GIVEN PROBLEM: Every line must be returned precisely as it is written.

SUPPLIED DATA:
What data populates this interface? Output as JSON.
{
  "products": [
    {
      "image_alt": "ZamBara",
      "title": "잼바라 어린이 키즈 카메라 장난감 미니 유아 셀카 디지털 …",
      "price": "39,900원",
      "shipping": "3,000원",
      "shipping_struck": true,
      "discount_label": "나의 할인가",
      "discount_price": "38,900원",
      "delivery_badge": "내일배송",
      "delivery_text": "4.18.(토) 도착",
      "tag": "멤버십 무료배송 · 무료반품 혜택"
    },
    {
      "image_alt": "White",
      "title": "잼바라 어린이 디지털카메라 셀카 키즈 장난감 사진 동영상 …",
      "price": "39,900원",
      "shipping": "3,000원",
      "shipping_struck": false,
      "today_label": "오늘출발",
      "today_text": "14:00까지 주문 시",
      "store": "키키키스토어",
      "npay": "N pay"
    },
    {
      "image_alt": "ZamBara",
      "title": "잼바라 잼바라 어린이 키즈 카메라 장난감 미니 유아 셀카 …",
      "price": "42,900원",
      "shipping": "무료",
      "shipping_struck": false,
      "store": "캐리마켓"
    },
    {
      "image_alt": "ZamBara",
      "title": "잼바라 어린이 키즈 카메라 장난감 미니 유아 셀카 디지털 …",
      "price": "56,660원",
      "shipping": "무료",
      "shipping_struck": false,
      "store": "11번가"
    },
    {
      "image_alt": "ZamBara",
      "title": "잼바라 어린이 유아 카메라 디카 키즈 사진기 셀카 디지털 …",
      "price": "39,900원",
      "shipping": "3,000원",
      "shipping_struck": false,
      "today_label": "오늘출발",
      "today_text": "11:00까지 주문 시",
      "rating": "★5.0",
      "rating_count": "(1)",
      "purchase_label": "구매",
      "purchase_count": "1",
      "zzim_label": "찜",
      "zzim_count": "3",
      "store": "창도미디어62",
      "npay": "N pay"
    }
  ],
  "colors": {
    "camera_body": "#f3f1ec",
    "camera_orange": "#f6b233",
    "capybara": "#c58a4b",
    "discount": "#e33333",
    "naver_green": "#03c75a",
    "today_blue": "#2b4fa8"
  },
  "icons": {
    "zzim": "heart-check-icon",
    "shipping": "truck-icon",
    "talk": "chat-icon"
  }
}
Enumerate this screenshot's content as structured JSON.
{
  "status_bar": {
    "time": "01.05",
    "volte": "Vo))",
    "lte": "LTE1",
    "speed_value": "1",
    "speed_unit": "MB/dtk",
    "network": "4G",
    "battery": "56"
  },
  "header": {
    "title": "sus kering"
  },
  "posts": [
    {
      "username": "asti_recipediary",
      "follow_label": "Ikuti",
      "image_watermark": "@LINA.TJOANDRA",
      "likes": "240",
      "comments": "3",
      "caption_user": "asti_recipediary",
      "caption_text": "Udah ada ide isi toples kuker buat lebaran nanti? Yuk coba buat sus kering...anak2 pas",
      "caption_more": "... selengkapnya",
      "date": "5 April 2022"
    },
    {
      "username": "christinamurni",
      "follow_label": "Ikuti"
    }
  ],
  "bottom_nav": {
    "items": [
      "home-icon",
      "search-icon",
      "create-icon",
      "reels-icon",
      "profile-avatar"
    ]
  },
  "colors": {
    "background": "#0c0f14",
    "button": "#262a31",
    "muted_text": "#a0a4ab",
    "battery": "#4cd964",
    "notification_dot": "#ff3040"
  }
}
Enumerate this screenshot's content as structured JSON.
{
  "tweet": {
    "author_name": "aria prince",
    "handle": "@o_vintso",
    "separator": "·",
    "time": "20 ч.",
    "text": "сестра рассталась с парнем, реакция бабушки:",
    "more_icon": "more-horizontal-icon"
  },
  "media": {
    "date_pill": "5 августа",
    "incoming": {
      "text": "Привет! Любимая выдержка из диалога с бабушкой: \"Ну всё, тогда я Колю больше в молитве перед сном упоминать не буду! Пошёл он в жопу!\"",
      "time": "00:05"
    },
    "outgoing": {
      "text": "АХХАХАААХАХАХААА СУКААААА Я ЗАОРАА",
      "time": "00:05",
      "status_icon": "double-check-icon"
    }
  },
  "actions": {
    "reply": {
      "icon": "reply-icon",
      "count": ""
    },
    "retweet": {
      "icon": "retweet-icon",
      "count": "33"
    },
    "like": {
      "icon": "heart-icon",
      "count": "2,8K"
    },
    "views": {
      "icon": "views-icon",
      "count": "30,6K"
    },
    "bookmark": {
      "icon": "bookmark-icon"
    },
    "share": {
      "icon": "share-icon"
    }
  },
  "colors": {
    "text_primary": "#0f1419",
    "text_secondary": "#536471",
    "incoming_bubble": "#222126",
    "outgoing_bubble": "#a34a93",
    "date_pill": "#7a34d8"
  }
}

WRITTEN RESPONSE:
What data populates this interface? Output as JSON.
{
  "products": [
    {
      "image_alt": "ZamBara",
      "title": "잼바라 어린이 키즈 카메라 장난감 미니 유아 셀카 디지털 …",
      "price": "39,900원",
      "shipping": "3,000원",
      "shipping_struck": true,
      "discount_label": "나의 할인가",
      "discount_price": "38,900원",
      "delivery_badge": "내일배송",
      "delivery_text": "4.18.(토) 도착",
      "tag": "멤버십 무료배송 · 무료반품 혜택"
    },
    {
      "image_alt": "White",
      "title": "잼바라 어린이 디지털카메라 셀카 키즈 장난감 사진 동영상 …",
      "price": "39,900원",
      "shipping": "3,000원",
      "shipping_struck": false,
      "today_label": "오늘출발",
      "today_text": "14:00까지 주문 시",
      "store": "키키키스토어",
      "npay": "N pay"
    },
    {
      "image_alt": "ZamBara",
      "title": "잼바라 잼바라 어린이 키즈 카메라 장난감 미니 유아 셀카 …",
      "price": "42,900원",
      "shipping": "무료",
      "shipping_struck": false,
      "store": "캐리마켓"
    },
    {
      "image_alt": "ZamBara",
      "title": "잼바라 어린이 키즈 카메라 장난감 미니 유아 셀카 디지털 …",
      "price": "56,660원",
      "shipping": "무료",
      "shipping_struck": false,
      "store": "11번가"
    },
    {
      "image_alt": "ZamBara",
      "title": "잼바라 어린이 유아 카메라 디카 키즈 사진기 셀카 디지털 …",
      "price": "39,900원",
      "shipping": "3,000원",
      "shipping_struck": false,
      "today_label": "오늘출발",
      "today_text": "11:00까지 주문 시",
      "rating": "★5.0",
      "rating_count": "(1)",
      "purchase_label": "구매",
      "purchase_count": "1",
      "zzim_label": "찜",
      "zzim_count": "3",
      "store": "창도미디어62",
      "npay": "N pay"
    }
  ],
  "colors": {
    "camera_body": "#f3f1ec",
    "camera_orange": "#f6b233",
    "capybara": "#c58a4b",
    "discount": "#e33333",
    "naver_green": "#03c75a",
    "today_blue": "#2b4fa8"
  },
  "icons": {
    "zzim": "heart-check-icon",
    "shipping": "truck-icon",
    "talk": "chat-icon"
  }
}
Enumerate this screenshot's content as structured JSON.
{
  "status_bar": {
    "time": "01.05",
    "volte": "Vo))",
    "lte": "LTE1",
    "speed_value": "1",
    "speed_unit": "MB/dtk",
    "network": "4G",
    "battery": "56"
  },
  "header": {
    "title": "sus kering"
  },
  "posts": [
    {
      "username": "asti_recipediary",
      "follow_label": "Ikuti",
      "image_watermark": "@LINA.TJOANDRA",
      "likes": "240",
      "comments": "3",
      "caption_user": "asti_recipediary",
      "caption_text": "Udah ada ide isi toples kuker buat lebaran nanti? Yuk coba buat sus kering...anak2 pas",
      "caption_more": "... selengkapnya",
      "date": "5 April 2022"
    },
    {
      "username": "christinamurni",
      "follow_label": "Ikuti"
    }
  ],
  "bottom_nav": {
    "items": [
      "home-icon",
      "search-icon",
      "create-icon",
      "reels-icon",
      "profile-avatar"
    ]
  },
  "colors": {
    "background": "#0c0f14",
    "button": "#262a31",
    "muted_text": "#a0a4ab",
    "battery": "#4cd964",
    "notification_dot": "#ff3040"
  }
}
Enumerate this screenshot's content as structured JSON.
{
  "tweet": {
    "author_name": "aria prince",
    "handle": "@o_vintso",
    "separator": "·",
    "time": "20 ч.",
    "text": "сестра рассталась с парнем, реакция бабушки:",
    "more_icon": "more-horizontal-icon"
  },
  "media": {
    "date_pill": "5 августа",
    "incoming": {
      "text": "Привет! Любимая выдержка из диалога с бабушкой: \"Ну всё, тогда я Колю больше в молитве перед сном упоминать не буду! Пошёл он в жопу!\"",
      "time": "00:05"
    },
    "outgoing": {
      "text": "АХХАХАААХАХАХААА СУКААААА Я ЗАОРАА",
      "time": "00:05",
      "status_icon": "double-check-icon"
    }
  },
  "actions": {
    "reply": {
      "icon": "reply-icon",
      "count": ""
    },
    "retweet": {
      "icon": "retweet-icon",
      "count": "33"
    },
    "like": {
      "icon": "heart-icon",
      "count": "2,8K"
    },
    "views": {
      "icon": "views-icon",
      "count": "30,6K"
    },
    "bookmark": {
      "icon": "bookmark-icon"
    },
    "share": {
      "icon": "share-icon"
    }
  },
  "colors": {
    "text_primary": "#0f1419",
    "text_secondary": "#536471",
    "incoming_bubble": "#222126",
    "outgoing_bubble": "#a34a93",
    "date_pill": "#7a34d8"
  }
}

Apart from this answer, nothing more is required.